**Problem details**
Scan the material below for the string "postaci", and copy every line where it shows up.
=== Given records ===
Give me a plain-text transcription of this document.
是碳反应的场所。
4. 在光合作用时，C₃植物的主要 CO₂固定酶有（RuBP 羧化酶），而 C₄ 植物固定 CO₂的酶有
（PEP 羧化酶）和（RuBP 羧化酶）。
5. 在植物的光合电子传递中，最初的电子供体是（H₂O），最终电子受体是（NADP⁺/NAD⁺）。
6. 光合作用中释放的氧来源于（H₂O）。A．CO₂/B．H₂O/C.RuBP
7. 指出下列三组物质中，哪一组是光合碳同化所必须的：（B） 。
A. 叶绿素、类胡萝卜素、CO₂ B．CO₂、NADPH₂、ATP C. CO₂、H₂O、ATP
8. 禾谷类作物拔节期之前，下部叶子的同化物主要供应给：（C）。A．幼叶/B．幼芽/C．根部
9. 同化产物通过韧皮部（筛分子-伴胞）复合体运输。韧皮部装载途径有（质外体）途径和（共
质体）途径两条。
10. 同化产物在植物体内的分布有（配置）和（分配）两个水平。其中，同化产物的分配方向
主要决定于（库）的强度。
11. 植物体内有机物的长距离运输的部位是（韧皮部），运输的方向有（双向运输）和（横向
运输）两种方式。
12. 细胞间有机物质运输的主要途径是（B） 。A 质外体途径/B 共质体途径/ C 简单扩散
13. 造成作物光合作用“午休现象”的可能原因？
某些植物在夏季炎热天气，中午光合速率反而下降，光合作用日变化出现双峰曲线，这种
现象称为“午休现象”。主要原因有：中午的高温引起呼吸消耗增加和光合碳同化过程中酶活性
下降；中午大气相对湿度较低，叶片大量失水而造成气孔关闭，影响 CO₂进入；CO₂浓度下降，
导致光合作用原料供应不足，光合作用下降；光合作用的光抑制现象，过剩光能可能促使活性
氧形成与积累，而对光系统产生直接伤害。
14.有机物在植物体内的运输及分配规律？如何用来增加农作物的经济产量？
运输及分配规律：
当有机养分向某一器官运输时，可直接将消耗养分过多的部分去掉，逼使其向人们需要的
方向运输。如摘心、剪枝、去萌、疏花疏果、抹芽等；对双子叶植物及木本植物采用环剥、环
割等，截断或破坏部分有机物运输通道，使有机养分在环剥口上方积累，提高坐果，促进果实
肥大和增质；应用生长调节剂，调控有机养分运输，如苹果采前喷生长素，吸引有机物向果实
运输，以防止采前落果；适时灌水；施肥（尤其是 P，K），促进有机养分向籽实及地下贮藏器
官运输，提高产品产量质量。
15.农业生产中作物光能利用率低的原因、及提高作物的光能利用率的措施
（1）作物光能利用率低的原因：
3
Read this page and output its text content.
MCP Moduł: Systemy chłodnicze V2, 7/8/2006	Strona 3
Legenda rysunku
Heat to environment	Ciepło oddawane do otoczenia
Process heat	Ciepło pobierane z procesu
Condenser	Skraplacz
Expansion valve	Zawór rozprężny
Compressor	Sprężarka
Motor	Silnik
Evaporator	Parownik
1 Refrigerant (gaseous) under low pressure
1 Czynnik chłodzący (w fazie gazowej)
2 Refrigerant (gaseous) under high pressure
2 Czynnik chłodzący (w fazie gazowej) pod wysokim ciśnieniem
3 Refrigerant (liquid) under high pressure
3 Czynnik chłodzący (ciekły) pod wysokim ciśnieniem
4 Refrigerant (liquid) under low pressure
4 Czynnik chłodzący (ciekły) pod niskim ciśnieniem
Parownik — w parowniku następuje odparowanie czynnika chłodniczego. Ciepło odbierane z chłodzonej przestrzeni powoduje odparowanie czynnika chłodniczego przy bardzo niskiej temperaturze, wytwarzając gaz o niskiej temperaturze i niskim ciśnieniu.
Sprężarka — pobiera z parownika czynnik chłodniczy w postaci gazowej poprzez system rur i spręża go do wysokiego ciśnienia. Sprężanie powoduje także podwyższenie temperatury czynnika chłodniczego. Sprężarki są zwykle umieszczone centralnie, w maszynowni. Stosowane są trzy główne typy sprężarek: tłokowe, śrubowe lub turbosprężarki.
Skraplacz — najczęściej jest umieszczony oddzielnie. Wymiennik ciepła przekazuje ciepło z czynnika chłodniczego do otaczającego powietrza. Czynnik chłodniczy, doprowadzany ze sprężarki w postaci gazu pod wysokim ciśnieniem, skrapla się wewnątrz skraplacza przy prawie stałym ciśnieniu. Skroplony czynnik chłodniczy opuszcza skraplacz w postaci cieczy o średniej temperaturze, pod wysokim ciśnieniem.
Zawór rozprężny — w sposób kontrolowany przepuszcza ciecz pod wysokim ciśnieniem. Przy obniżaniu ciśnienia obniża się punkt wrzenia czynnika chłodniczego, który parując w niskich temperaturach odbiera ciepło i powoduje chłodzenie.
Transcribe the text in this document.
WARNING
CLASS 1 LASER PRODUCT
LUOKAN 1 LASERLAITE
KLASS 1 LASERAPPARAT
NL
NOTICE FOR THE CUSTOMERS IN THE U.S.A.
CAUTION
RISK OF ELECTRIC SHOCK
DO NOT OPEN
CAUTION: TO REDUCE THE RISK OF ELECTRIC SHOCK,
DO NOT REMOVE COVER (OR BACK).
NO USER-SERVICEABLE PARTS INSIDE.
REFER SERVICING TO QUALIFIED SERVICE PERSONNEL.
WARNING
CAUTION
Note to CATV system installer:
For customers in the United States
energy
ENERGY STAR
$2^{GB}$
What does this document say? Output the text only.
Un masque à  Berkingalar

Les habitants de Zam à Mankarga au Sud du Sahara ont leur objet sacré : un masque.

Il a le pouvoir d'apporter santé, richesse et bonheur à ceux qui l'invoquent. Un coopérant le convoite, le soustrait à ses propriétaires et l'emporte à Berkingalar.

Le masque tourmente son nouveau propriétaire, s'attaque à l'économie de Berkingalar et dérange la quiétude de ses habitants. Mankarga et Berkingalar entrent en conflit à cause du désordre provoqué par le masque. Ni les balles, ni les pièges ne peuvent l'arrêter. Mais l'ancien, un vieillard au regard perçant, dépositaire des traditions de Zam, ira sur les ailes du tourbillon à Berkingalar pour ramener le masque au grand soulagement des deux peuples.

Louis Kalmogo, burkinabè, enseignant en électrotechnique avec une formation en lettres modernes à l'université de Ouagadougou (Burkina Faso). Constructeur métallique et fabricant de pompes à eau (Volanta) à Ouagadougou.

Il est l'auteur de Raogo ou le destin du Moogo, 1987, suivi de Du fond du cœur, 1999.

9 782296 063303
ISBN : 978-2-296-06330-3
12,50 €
===
**The completed task**
Sprężarka — pobiera z parownika czynnik chłodniczy w postaci gazowej poprzez system rur i spręża go do wysokiego ciśnienia. Sprężanie powoduje także podwyższenie temperatury czynnika chłodniczego. Sprężarki są zwykle umieszczone centralnie, w maszynowni. Stosowane są trzy główne typy sprężarek: tłokowe, śrubowe lub turbosprężarki.
Skraplacz — najczęściej jest umieszczony oddzielnie. Wymiennik ciepła przekazuje ciepło z czynnika chłodniczego do otaczającego powietrza. Czynnik chłodniczy, doprowadzany ze sprężarki w postaci gazu pod wysokim ciśnieniem, skrapla się wewnątrz skraplacza przy prawie stałym ciśnieniu. Skroplony czynnik chłodniczy opuszcza skraplacz w postaci cieczy o średniej temperaturze, pod wysokim ciśnieniem.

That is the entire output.